** Dataset content **
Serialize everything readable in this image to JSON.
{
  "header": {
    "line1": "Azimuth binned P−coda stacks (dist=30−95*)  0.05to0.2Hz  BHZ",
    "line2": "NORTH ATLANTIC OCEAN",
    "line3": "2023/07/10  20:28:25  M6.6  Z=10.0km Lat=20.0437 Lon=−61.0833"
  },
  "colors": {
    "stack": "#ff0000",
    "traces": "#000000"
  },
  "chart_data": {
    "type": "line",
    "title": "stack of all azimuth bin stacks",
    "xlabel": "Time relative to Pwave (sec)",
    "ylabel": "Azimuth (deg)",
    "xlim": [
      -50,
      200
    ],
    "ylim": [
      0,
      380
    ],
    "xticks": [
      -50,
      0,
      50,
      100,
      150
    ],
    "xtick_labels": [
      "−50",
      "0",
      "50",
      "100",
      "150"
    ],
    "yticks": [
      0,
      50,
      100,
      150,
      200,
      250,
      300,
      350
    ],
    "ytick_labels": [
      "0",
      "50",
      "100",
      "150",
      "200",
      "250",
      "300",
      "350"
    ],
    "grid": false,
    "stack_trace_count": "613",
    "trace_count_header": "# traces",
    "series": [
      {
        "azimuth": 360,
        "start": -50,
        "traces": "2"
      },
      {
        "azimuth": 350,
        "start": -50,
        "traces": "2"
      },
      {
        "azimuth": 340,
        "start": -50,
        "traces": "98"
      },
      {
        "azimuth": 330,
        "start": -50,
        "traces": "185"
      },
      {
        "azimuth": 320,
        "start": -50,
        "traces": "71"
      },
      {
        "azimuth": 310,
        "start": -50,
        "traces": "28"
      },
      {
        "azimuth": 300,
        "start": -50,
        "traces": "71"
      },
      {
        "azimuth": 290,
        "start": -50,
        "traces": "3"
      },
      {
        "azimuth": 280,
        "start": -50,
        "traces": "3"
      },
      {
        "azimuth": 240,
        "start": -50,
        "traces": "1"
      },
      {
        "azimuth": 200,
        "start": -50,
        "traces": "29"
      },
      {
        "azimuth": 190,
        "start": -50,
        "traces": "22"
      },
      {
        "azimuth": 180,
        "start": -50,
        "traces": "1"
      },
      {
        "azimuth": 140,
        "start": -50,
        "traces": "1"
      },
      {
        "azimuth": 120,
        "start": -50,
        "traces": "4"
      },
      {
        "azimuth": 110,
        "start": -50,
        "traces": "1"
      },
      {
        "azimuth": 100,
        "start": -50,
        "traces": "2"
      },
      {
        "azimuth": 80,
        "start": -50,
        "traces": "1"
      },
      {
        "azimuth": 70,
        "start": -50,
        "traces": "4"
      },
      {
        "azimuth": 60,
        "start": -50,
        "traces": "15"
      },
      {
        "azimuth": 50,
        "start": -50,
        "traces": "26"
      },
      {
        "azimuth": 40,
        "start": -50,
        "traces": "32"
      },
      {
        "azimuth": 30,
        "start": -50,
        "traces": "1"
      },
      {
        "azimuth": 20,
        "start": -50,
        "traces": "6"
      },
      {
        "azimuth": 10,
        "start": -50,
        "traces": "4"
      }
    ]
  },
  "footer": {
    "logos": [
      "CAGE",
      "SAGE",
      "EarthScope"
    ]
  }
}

** What you should do **
Copy out the data shown above without altering anything.

** Result of the task **
Serialize everything readable in this image to JSON.
{
  "header": {
    "line1": "Azimuth binned P−coda stacks (dist=30−95*)  0.05to0.2Hz  BHZ",
    "line2": "NORTH ATLANTIC OCEAN",
    "line3": "2023/07/10  20:28:25  M6.6  Z=10.0km Lat=20.0437 Lon=−61.0833"
  },
  "colors": {
    "stack": "#ff0000",
    "traces": "#000000"
  },
  "chart_data": {
    "type": "line",
    "title": "stack of all azimuth bin stacks",
    "xlabel": "Time relative to Pwave (sec)",
    "ylabel": "Azimuth (deg)",
    "xlim": [
      -50,
      200
    ],
    "ylim": [
      0,
      380
    ],
    "xticks": [
      -50,
      0,
      50,
      100,
      150
    ],
    "xtick_labels": [
      "−50",
      "0",
      "50",
      "100",
      "150"
    ],
    "yticks": [
      0,
      50,
      100,
      150,
      200,
      250,
      300,
      350
    ],
    "ytick_labels": [
      "0",
      "50",
      "100",
      "150",
      "200",
      "250",
      "300",
      "350"
    ],
    "grid": false,
    "stack_trace_count": "613",
    "trace_count_header": "# traces",
    "series": [
      {
        "azimuth": 360,
        "start": -50,
        "traces": "2"
      },
      {
        "azimuth": 350,
        "start": -50,
        "traces": "2"
      },
      {
        "azimuth": 340,
        "start": -50,
        "traces": "98"
      },
      {
        "azimuth": 330,
        "start": -50,
        "traces": "185"
      },
      {
        "azimuth": 320,
        "start": -50,
        "traces": "71"
      },
      {
        "azimuth": 310,
        "start": -50,
        "traces": "28"
      },
      {
        "azimuth": 300,
        "start": -50,
        "traces": "71"
      },
      {
        "azimuth": 290,
        "start": -50,
        "traces": "3"
      },
      {
        "azimuth": 280,
        "start": -50,
        "traces": "3"
      },
      {
        "azimuth": 240,
        "start": -50,
        "traces": "1"
      },
      {
        "azimuth": 200,
        "start": -50,
        "traces": "29"
      },
      {
        "azimuth": 190,
        "start": -50,
        "traces": "22"
      },
      {
        "azimuth": 180,
        "start": -50,
        "traces": "1"
      },
      {
        "azimuth": 140,
        "start": -50,
        "traces": "1"
      },
      {
        "azimuth": 120,
        "start": -50,
        "traces": "4"
      },
      {
        "azimuth": 110,
        "start": -50,
        "traces": "1"
      },
      {
        "azimuth": 100,
        "start": -50,
        "traces": "2"
      },
      {
        "azimuth": 80,
        "start": -50,
        "traces": "1"
      },
      {
        "azimuth": 70,
        "start": -50,
        "traces": "4"
      },
      {
        "azimuth": 60,
        "start": -50,
        "traces": "15"
      },
      {
        "azimuth": 50,
        "start": -50,
        "traces": "26"
      },
      {
        "azimuth": 40,
        "start": -50,
        "traces": "32"
      },
      {
        "azimuth": 30,
        "start": -50,
        "traces": "1"
      },
      {
        "azimuth": 20,
        "start": -50,
        "traces": "6"
      },
      {
        "azimuth": 10,
        "start": -50,
        "traces": "4"
      }
    ]
  },
  "footer": {
    "logos": [
      "CAGE",
      "SAGE",
      "EarthScope"
    ]
  }
}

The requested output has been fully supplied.